Collected data:
————————
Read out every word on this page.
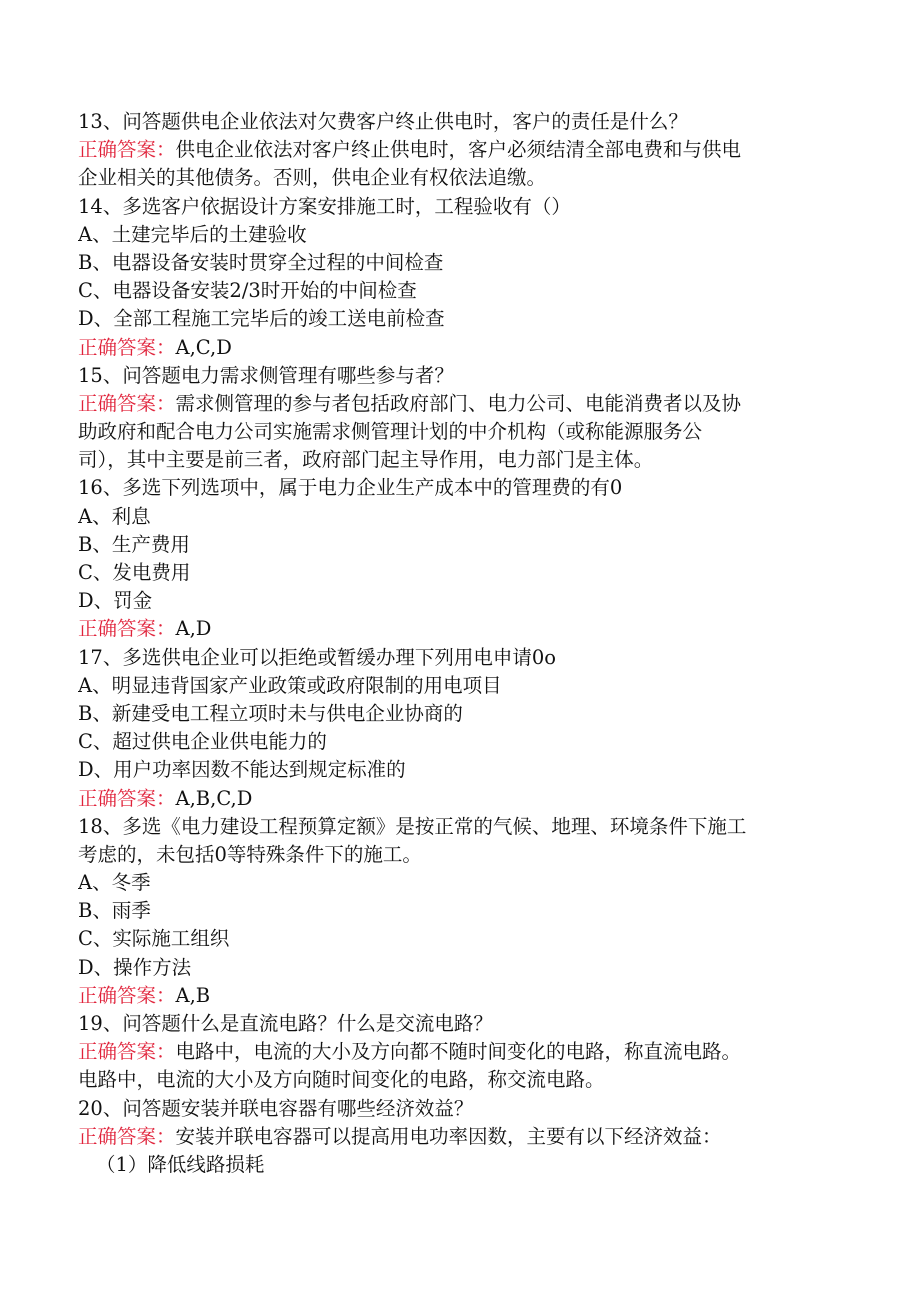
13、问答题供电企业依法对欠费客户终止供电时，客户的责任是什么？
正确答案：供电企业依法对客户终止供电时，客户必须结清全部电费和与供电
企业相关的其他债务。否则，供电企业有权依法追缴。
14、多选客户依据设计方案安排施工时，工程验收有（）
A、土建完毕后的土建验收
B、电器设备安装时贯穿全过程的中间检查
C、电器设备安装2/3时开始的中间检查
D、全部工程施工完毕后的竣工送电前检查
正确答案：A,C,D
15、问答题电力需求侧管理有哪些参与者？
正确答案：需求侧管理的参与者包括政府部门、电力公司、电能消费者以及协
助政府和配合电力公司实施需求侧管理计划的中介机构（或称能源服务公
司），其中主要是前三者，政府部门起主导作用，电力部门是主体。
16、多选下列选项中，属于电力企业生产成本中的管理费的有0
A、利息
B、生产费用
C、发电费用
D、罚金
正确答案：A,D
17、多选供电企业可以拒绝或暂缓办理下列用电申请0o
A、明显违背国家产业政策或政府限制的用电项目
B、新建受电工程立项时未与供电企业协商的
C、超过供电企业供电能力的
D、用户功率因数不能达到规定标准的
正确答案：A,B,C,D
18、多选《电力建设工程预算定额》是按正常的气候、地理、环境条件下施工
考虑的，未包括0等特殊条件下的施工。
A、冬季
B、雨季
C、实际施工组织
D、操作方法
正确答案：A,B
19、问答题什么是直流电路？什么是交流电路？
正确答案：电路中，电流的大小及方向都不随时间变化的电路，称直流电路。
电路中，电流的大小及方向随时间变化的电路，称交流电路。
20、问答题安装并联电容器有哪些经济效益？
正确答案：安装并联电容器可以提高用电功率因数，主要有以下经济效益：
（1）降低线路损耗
————————
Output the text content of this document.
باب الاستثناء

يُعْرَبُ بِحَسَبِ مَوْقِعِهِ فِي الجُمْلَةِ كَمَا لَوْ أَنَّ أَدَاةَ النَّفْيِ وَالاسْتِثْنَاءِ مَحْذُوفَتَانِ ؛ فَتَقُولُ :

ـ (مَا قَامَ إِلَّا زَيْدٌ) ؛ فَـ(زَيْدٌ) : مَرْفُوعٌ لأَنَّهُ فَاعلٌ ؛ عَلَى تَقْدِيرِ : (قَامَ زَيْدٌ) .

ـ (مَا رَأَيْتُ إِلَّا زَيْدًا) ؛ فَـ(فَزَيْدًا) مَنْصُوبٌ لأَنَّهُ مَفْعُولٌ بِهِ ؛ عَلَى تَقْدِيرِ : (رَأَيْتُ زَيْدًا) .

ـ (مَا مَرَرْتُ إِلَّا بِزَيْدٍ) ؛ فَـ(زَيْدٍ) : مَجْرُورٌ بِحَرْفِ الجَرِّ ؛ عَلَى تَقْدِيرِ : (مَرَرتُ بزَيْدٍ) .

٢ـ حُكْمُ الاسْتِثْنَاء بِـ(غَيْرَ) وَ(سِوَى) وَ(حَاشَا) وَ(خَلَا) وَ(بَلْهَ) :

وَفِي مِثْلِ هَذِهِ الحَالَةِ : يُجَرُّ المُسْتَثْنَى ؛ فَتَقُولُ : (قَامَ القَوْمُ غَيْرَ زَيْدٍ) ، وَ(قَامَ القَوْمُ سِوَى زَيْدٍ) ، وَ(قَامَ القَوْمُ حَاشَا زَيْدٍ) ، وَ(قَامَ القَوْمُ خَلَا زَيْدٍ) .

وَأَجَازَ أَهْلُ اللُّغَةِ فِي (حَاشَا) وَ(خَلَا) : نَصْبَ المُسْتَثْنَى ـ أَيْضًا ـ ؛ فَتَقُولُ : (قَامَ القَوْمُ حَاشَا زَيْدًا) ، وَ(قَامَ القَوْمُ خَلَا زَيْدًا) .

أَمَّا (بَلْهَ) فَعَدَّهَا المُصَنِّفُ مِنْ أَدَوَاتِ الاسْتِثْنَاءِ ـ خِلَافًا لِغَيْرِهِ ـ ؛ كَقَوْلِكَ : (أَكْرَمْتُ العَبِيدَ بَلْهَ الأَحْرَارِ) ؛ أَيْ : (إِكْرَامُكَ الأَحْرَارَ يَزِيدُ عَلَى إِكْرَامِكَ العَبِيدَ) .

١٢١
————————
- **Set task**: Go through the material and select each line with the string "this" in it.

- **Output**:
Read out every word on this page.
Output the text content of this document.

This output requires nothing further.